> **Given exercise**
Repeat each line of the material below exactly as it appears, minus any pictures.
===============
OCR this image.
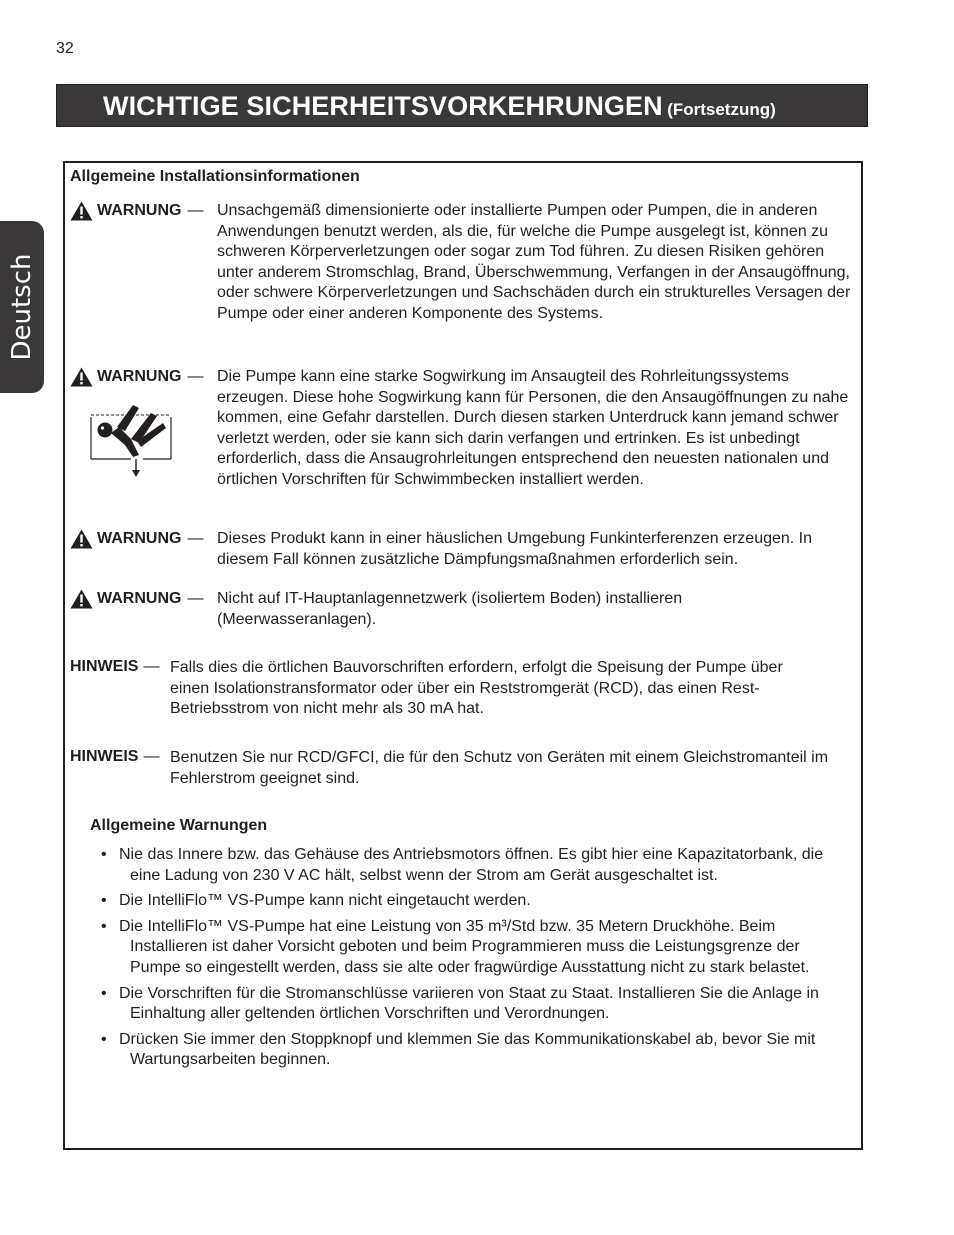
32
WICHTIGE SICHERHEITSVORKEHRUNGEN (Fortsetzung)
Deutsch
Allgemeine Installationsinformationen
WARNUNG — Unsachgemäß dimensionierte oder installierte Pumpen oder Pumpen, die in anderen Anwendungen benutzt werden, als die, für welche die Pumpe ausgelegt ist, können zu schweren Körperverletzungen oder sogar zum Tod führen. Zu diesen Risiken gehören unter anderem Stromschlag, Brand, Überschwemmung, Verfangen in der Ansaugöffnung, oder schwere Körperverletzungen und Sachschäden durch ein strukturelles Versagen der Pumpe oder einer anderen Komponente des Systems.
WARNUNG — Die Pumpe kann eine starke Sogwirkung im Ansaugteil des Rohrleitungssystems erzeugen. Diese hohe Sogwirkung kann für Personen, die den Ansaugöffnungen zu nahe kommen, eine Gefahr darstellen. Durch diesen starken Unterdruck kann jemand schwer verletzt werden, oder sie kann sich darin verfangen und ertrinken. Es ist unbedingt erforderlich, dass die Ansaugrohrleitungen entsprechend den neuesten nationalen und örtlichen Vorschriften für Schwimmbecken installiert werden.
WARNUNG — Dieses Produkt kann in einer häuslichen Umgebung Funkinterferenzen erzeugen. In diesem Fall können zusätzliche Dämpfungsmaßnahmen erforderlich sein.
WARNUNG — Nicht auf IT-Hauptanlagennetzwerk (isoliertem Boden) installieren (Meerwasseranlagen).
HINWEIS — Falls dies die örtlichen Bauvorschriften erfordern, erfolgt die Speisung der Pumpe über einen Isolationstransformator oder über ein Reststromgerät (RCD), das einen Rest-Betriebsstrom von nicht mehr als 30 mA hat.
HINWEIS — Benutzen Sie nur RCD/GFCI, die für den Schutz von Geräten mit einem Gleichstromanteil im Fehlerstrom geeignet sind.
Allgemeine Warnungen
• Nie das Innere bzw. das Gehäuse des Antriebsmotors öffnen. Es gibt hier eine Kapazitatorbank, die eine Ladung von 230 V AC hält, selbst wenn der Strom am Gerät ausgeschaltet ist.
• Die IntelliFlo™ VS-Pumpe kann nicht eingetaucht werden.
• Die IntelliFlo™ VS-Pumpe hat eine Leistung von 35 m³/Std bzw. 35 Metern Druckhöhe. Beim Installieren ist daher Vorsicht geboten und beim Programmieren muss die Leistungsgrenze der Pumpe so eingestellt werden, dass sie alte oder fragwürdige Ausstattung nicht zu stark belastet.
• Die Vorschriften für die Stromanschlüsse variieren von Staat zu Staat. Installieren Sie die Anlage in Einhaltung aller geltenden örtlichen Vorschriften und Verordnungen.
• Drücken Sie immer den Stoppknopf und klemmen Sie das Kommunikationskabel ab, bevor Sie mit Wartungsarbeiten beginnen.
===============
> **Expected output**
OCR this image.
32
WICHTIGE SICHERHEITSVORKEHRUNGEN (Fortsetzung)
Deutsch
Allgemeine Installationsinformationen
WARNUNG — Unsachgemäß dimensionierte oder installierte Pumpen oder Pumpen, die in anderen Anwendungen benutzt werden, als die, für welche die Pumpe ausgelegt ist, können zu schweren Körperverletzungen oder sogar zum Tod führen. Zu diesen Risiken gehören unter anderem Stromschlag, Brand, Überschwemmung, Verfangen in der Ansaugöffnung, oder schwere Körperverletzungen und Sachschäden durch ein strukturelles Versagen der Pumpe oder einer anderen Komponente des Systems.
WARNUNG — Die Pumpe kann eine starke Sogwirkung im Ansaugteil des Rohrleitungssystems erzeugen. Diese hohe Sogwirkung kann für Personen, die den Ansaugöffnungen zu nahe kommen, eine Gefahr darstellen. Durch diesen starken Unterdruck kann jemand schwer verletzt werden, oder sie kann sich darin verfangen und ertrinken. Es ist unbedingt erforderlich, dass die Ansaugrohrleitungen entsprechend den neuesten nationalen und örtlichen Vorschriften für Schwimmbecken installiert werden.
WARNUNG — Dieses Produkt kann in einer häuslichen Umgebung Funkinterferenzen erzeugen. In diesem Fall können zusätzliche Dämpfungsmaßnahmen erforderlich sein.
WARNUNG — Nicht auf IT-Hauptanlagennetzwerk (isoliertem Boden) installieren (Meerwasseranlagen).
HINWEIS — Falls dies die örtlichen Bauvorschriften erfordern, erfolgt die Speisung der Pumpe über einen Isolationstransformator oder über ein Reststromgerät (RCD), das einen Rest-Betriebsstrom von nicht mehr als 30 mA hat.
HINWEIS — Benutzen Sie nur RCD/GFCI, die für den Schutz von Geräten mit einem Gleichstromanteil im Fehlerstrom geeignet sind.
Allgemeine Warnungen
• Nie das Innere bzw. das Gehäuse des Antriebsmotors öffnen. Es gibt hier eine Kapazitatorbank, die eine Ladung von 230 V AC hält, selbst wenn der Strom am Gerät ausgeschaltet ist.
• Die IntelliFlo™ VS-Pumpe kann nicht eingetaucht werden.
• Die IntelliFlo™ VS-Pumpe hat eine Leistung von 35 m³/Std bzw. 35 Metern Druckhöhe. Beim Installieren ist daher Vorsicht geboten und beim Programmieren muss die Leistungsgrenze der Pumpe so eingestellt werden, dass sie alte oder fragwürdige Ausstattung nicht zu stark belastet.
• Die Vorschriften für die Stromanschlüsse variieren von Staat zu Staat. Installieren Sie die Anlage in Einhaltung aller geltenden örtlichen Vorschriften und Verordnungen.
• Drücken Sie immer den Stoppknopf und klemmen Sie das Kommunikationskabel ab, bevor Sie mit Wartungsarbeiten beginnen.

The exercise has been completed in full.